Pull out every line below holding the word "unit".

Stored data:
━━━━━━
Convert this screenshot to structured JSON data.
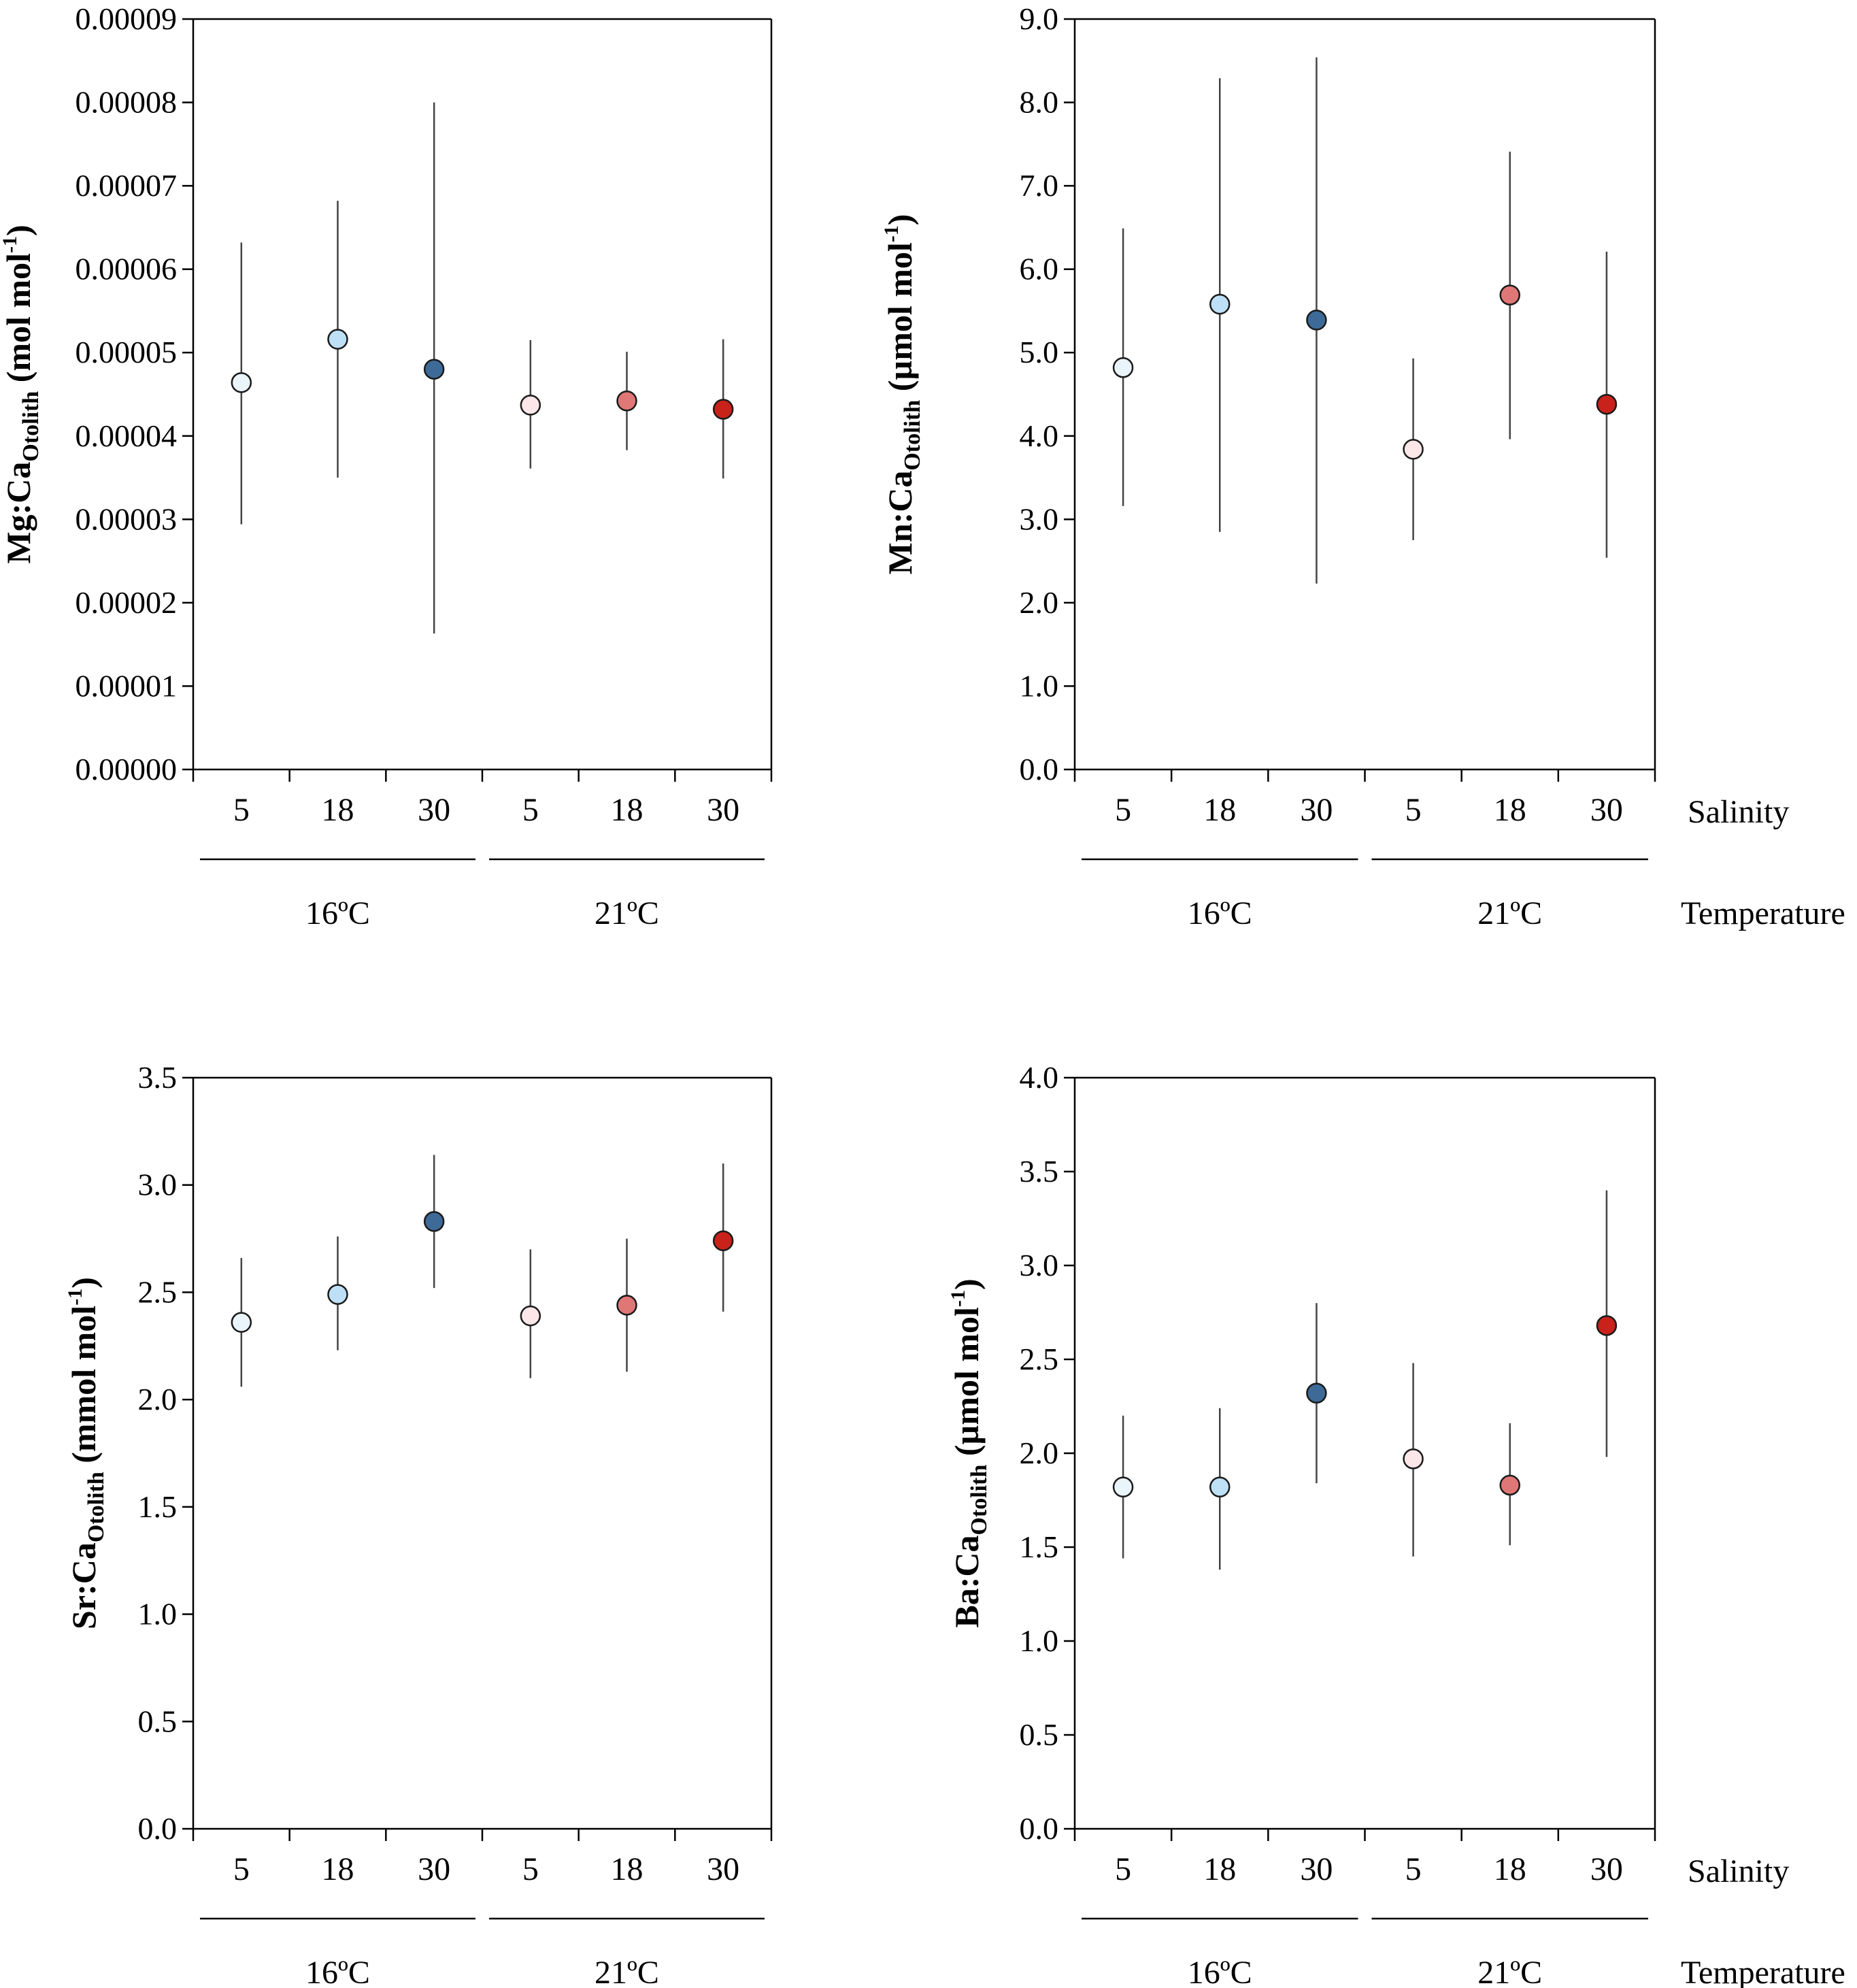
{
  "chart_data": [
    {
      "type": "scatter",
      "panel": "top-left",
      "ylabel": {
        "prefix": "Mg:Ca",
        "sub": "Otolith",
        "unit": " (mol mol",
        "sup": "-1",
        "close": ")"
      },
      "ylim": [
        0,
        9e-05
      ],
      "yticks": [
        0,
        1e-05,
        2e-05,
        3e-05,
        4e-05,
        5e-05,
        6e-05,
        7e-05,
        8e-05,
        9e-05
      ],
      "ytick_labels": [
        "0.00000",
        "0.00001",
        "0.00002",
        "0.00003",
        "0.00004",
        "0.00005",
        "0.00006",
        "0.00007",
        "0.00008",
        "0.00009"
      ],
      "categories": [
        "5",
        "18",
        "30",
        "5",
        "18",
        "30"
      ],
      "groups": [
        "16ºC",
        "21ºC"
      ],
      "values": [
        4.64e-05,
        5.16e-05,
        4.8e-05,
        4.37e-05,
        4.42e-05,
        4.32e-05
      ],
      "err_low": [
        2.94e-05,
        3.5e-05,
        1.63e-05,
        3.61e-05,
        3.83e-05,
        3.49e-05
      ],
      "err_high": [
        6.32e-05,
        6.82e-05,
        8e-05,
        5.15e-05,
        5.01e-05,
        5.16e-05
      ],
      "show_row_titles": false
    },
    {
      "type": "scatter",
      "panel": "top-right",
      "ylabel": {
        "prefix": "Mn:Ca",
        "sub": "Otolith",
        "unit": " (µmol mol",
        "sup": "-1",
        "close": ")"
      },
      "ylim": [
        0,
        9
      ],
      "yticks": [
        0,
        1,
        2,
        3,
        4,
        5,
        6,
        7,
        8,
        9
      ],
      "ytick_labels": [
        "0.0",
        "1.0",
        "2.0",
        "3.0",
        "4.0",
        "5.0",
        "6.0",
        "7.0",
        "8.0",
        "9.0"
      ],
      "categories": [
        "5",
        "18",
        "30",
        "5",
        "18",
        "30"
      ],
      "groups": [
        "16ºC",
        "21ºC"
      ],
      "values": [
        4.82,
        5.58,
        5.39,
        3.84,
        5.69,
        4.38
      ],
      "err_low": [
        3.16,
        2.85,
        2.23,
        2.75,
        3.96,
        2.54
      ],
      "err_high": [
        6.49,
        8.29,
        8.54,
        4.93,
        7.41,
        6.21
      ],
      "show_row_titles": true
    },
    {
      "type": "scatter",
      "panel": "bottom-left",
      "ylabel": {
        "prefix": "Sr:Ca",
        "sub": "Otolith",
        "unit": " (mmol mol",
        "sup": "-1",
        "close": ")"
      },
      "ylim": [
        0,
        3.5
      ],
      "yticks": [
        0,
        0.5,
        1.0,
        1.5,
        2.0,
        2.5,
        3.0,
        3.5
      ],
      "ytick_labels": [
        "0.0",
        "0.5",
        "1.0",
        "1.5",
        "2.0",
        "2.5",
        "3.0",
        "3.5"
      ],
      "categories": [
        "5",
        "18",
        "30",
        "5",
        "18",
        "30"
      ],
      "groups": [
        "16ºC",
        "21ºC"
      ],
      "values": [
        2.36,
        2.49,
        2.83,
        2.39,
        2.44,
        2.74
      ],
      "err_low": [
        2.06,
        2.23,
        2.52,
        2.1,
        2.13,
        2.41
      ],
      "err_high": [
        2.66,
        2.76,
        3.14,
        2.7,
        2.75,
        3.1
      ],
      "show_row_titles": false
    },
    {
      "type": "scatter",
      "panel": "bottom-right",
      "ylabel": {
        "prefix": "Ba:Ca",
        "sub": "Otolith",
        "unit": " (µmol mol",
        "sup": "-1",
        "close": ")"
      },
      "ylim": [
        0,
        4.0
      ],
      "yticks": [
        0,
        0.5,
        1.0,
        1.5,
        2.0,
        2.5,
        3.0,
        3.5,
        4.0
      ],
      "ytick_labels": [
        "0.0",
        "0.5",
        "1.0",
        "1.5",
        "2.0",
        "2.5",
        "3.0",
        "3.5",
        "4.0"
      ],
      "categories": [
        "5",
        "18",
        "30",
        "5",
        "18",
        "30"
      ],
      "groups": [
        "16ºC",
        "21ºC"
      ],
      "values": [
        1.82,
        1.82,
        2.32,
        1.97,
        1.83,
        2.68
      ],
      "err_low": [
        1.44,
        1.38,
        1.84,
        1.45,
        1.51,
        1.98
      ],
      "err_high": [
        2.2,
        2.24,
        2.8,
        2.48,
        2.16,
        3.4
      ],
      "show_row_titles": true
    }
  ],
  "row_titles": {
    "salinity": "Salinity",
    "temperature": "Temperature"
  },
  "marker_colors": [
    "#EAF4FB",
    "#BEE0F7",
    "#3E6A97",
    "#FBE6E8",
    "#E07777",
    "#C8221A"
  ],
  "marker_edge_color": "#1a1a1a",
  "errorbar_color": "#444444"
}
━━━━━━
* **PROBLEM SOLUTION**:
        "unit": " (mol mol",
        "unit": " (µmol mol",
        "unit": " (mmol mol",
        "unit": " (µmol mol",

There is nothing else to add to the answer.